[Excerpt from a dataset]
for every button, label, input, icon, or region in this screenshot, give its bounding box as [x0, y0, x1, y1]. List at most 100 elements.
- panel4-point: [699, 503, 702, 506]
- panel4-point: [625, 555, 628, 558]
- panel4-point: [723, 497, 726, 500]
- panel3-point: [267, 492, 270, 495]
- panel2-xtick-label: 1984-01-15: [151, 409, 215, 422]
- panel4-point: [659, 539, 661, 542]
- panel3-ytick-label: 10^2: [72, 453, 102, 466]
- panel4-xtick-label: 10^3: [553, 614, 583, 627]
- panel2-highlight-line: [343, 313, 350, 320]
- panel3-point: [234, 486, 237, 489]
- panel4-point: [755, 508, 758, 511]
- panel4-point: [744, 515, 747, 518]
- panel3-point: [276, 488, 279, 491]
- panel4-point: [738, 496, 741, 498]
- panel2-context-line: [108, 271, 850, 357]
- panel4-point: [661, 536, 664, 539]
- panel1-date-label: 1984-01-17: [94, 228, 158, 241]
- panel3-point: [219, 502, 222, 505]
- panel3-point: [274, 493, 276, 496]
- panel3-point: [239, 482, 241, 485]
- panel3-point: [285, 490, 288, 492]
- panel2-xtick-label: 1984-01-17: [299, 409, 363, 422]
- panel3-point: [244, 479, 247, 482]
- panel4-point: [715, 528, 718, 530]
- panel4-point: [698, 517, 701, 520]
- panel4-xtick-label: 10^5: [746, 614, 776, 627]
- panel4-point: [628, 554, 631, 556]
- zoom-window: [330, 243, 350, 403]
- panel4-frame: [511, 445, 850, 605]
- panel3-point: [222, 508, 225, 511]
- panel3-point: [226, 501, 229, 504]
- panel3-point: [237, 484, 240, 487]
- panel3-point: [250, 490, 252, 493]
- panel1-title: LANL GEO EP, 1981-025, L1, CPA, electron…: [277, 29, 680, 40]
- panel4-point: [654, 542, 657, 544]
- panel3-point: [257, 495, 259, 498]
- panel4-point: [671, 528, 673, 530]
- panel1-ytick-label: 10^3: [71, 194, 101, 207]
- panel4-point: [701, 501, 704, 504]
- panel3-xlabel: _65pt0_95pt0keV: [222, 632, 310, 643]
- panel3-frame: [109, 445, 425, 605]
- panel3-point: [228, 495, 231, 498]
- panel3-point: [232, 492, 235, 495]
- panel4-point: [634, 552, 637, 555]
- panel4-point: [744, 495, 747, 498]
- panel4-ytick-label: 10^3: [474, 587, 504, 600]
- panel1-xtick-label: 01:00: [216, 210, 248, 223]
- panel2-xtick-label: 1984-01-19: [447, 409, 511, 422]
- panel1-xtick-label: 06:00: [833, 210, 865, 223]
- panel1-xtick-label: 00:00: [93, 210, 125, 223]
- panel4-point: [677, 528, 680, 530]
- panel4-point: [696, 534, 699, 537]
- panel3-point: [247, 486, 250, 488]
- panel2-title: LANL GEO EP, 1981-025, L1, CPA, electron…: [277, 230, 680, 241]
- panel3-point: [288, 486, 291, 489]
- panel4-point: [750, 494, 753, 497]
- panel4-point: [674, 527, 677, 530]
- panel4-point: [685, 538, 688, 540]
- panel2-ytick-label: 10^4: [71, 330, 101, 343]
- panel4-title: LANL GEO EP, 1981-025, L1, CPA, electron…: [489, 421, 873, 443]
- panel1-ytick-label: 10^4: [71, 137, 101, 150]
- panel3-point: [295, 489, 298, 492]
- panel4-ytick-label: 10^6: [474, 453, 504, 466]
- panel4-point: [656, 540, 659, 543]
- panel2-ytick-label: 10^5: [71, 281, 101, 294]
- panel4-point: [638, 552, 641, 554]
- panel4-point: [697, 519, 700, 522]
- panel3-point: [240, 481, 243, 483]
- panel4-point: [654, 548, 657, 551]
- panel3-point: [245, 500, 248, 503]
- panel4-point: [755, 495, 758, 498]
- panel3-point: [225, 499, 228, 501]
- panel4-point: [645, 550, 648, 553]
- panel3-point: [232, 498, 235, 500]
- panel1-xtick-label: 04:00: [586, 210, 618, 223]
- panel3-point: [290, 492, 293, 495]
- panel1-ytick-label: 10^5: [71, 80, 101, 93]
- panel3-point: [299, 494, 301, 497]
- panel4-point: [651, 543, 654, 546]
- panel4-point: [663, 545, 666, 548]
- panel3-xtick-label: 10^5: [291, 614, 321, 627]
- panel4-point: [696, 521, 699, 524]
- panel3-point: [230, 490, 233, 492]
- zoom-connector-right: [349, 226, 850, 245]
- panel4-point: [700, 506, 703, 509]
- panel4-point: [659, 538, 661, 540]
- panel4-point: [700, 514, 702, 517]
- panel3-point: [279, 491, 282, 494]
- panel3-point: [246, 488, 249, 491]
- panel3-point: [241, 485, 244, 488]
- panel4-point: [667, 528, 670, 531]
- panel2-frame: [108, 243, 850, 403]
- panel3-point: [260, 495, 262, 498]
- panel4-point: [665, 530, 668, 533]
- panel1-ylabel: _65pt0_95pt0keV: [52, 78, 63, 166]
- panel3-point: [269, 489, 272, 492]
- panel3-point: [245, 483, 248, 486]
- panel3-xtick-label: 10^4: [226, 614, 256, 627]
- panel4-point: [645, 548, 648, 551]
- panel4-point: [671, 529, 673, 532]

### What is being asked
Write out every line of the entries above, with no changes.

### Complete response
for every button, label, input, icon, or region in this screenshot, give its bounding box as [x0, y0, x1, y1]. List at most 100 elements.
- panel4-point: [699, 503, 702, 506]
- panel4-point: [625, 555, 628, 558]
- panel4-point: [723, 497, 726, 500]
- panel3-point: [267, 492, 270, 495]
- panel2-xtick-label: 1984-01-15: [151, 409, 215, 422]
- panel4-point: [659, 539, 661, 542]
- panel3-ytick-label: 10^2: [72, 453, 102, 466]
- panel4-xtick-label: 10^3: [553, 614, 583, 627]
- panel2-highlight-line: [343, 313, 350, 320]
- panel3-point: [234, 486, 237, 489]
- panel4-point: [755, 508, 758, 511]
- panel4-point: [744, 515, 747, 518]
- panel3-point: [276, 488, 279, 491]
- panel4-point: [738, 496, 741, 498]
- panel2-context-line: [108, 271, 850, 357]
- panel4-point: [661, 536, 664, 539]
- panel1-date-label: 1984-01-17: [94, 228, 158, 241]
- panel3-point: [219, 502, 222, 505]
- panel3-point: [274, 493, 276, 496]
- panel3-point: [239, 482, 241, 485]
- panel3-point: [285, 490, 288, 492]
- panel2-xtick-label: 1984-01-17: [299, 409, 363, 422]
- panel3-point: [244, 479, 247, 482]
- panel4-point: [715, 528, 718, 530]
- panel4-point: [698, 517, 701, 520]
- panel4-xtick-label: 10^5: [746, 614, 776, 627]
- panel4-point: [628, 554, 631, 556]
- zoom-window: [330, 243, 350, 403]
- panel4-frame: [511, 445, 850, 605]
- panel3-point: [222, 508, 225, 511]
- panel3-point: [226, 501, 229, 504]
- panel3-point: [237, 484, 240, 487]
- panel3-point: [250, 490, 252, 493]
- panel1-title: LANL GEO EP, 1981-025, L1, CPA, electron…: [277, 29, 680, 40]
- panel4-point: [654, 542, 657, 544]
- panel3-point: [257, 495, 259, 498]
- panel4-point: [671, 528, 673, 530]
- panel1-ytick-label: 10^3: [71, 194, 101, 207]
- panel4-point: [701, 501, 704, 504]
- panel3-xlabel: _65pt0_95pt0keV: [222, 632, 310, 643]
- panel3-frame: [109, 445, 425, 605]
- panel3-point: [228, 495, 231, 498]
- panel3-point: [232, 492, 235, 495]
- panel4-point: [634, 552, 637, 555]
- panel4-point: [744, 495, 747, 498]
- panel4-ytick-label: 10^3: [474, 587, 504, 600]
- panel1-xtick-label: 01:00: [216, 210, 248, 223]
- panel2-xtick-label: 1984-01-19: [447, 409, 511, 422]
- panel1-xtick-label: 06:00: [833, 210, 865, 223]
- panel1-xtick-label: 00:00: [93, 210, 125, 223]
- panel4-point: [677, 528, 680, 530]
- panel4-point: [696, 534, 699, 537]
- panel3-point: [247, 486, 250, 488]
- panel2-title: LANL GEO EP, 1981-025, L1, CPA, electron…: [277, 230, 680, 241]
- panel3-point: [288, 486, 291, 489]
- panel4-point: [750, 494, 753, 497]
- panel4-point: [674, 527, 677, 530]
- panel4-point: [685, 538, 688, 540]
- panel2-ytick-label: 10^4: [71, 330, 101, 343]
- panel4-title: LANL GEO EP, 1981-025, L1, CPA, electron…: [489, 421, 873, 443]
- panel1-ytick-label: 10^4: [71, 137, 101, 150]
- panel3-point: [295, 489, 298, 492]
- panel4-ytick-label: 10^6: [474, 453, 504, 466]
- panel4-point: [656, 540, 659, 543]
- panel2-ytick-label: 10^5: [71, 281, 101, 294]
- panel4-point: [638, 552, 641, 554]
- panel4-point: [697, 519, 700, 522]
- panel3-point: [240, 481, 243, 483]
- panel4-point: [654, 548, 657, 551]
- panel3-point: [245, 500, 248, 503]
- panel4-point: [755, 495, 758, 498]
- panel3-point: [225, 499, 228, 501]
- panel4-point: [645, 550, 648, 553]
- panel3-point: [232, 498, 235, 500]
- panel1-xtick-label: 04:00: [586, 210, 618, 223]
- panel3-point: [290, 492, 293, 495]
- panel1-ytick-label: 10^5: [71, 80, 101, 93]
- panel3-point: [299, 494, 301, 497]
- panel4-point: [651, 543, 654, 546]
- panel4-point: [663, 545, 666, 548]
- panel3-xtick-label: 10^5: [291, 614, 321, 627]
- panel4-point: [696, 521, 699, 524]
- panel3-point: [230, 490, 233, 492]
- zoom-connector-right: [349, 226, 850, 245]
- panel4-point: [700, 506, 703, 509]
- panel4-point: [659, 538, 661, 540]
- panel4-point: [700, 514, 702, 517]
- panel3-point: [279, 491, 282, 494]
- panel3-point: [246, 488, 249, 491]
- panel3-point: [241, 485, 244, 488]
- panel4-point: [667, 528, 670, 531]
- panel2-frame: [108, 243, 850, 403]
- panel3-point: [260, 495, 262, 498]
- panel4-point: [665, 530, 668, 533]
- panel1-ylabel: _65pt0_95pt0keV: [52, 78, 63, 166]
- panel3-point: [269, 489, 272, 492]
- panel3-point: [245, 483, 248, 486]
- panel3-xtick-label: 10^4: [226, 614, 256, 627]
- panel4-point: [645, 548, 648, 551]
- panel4-point: [671, 529, 673, 532]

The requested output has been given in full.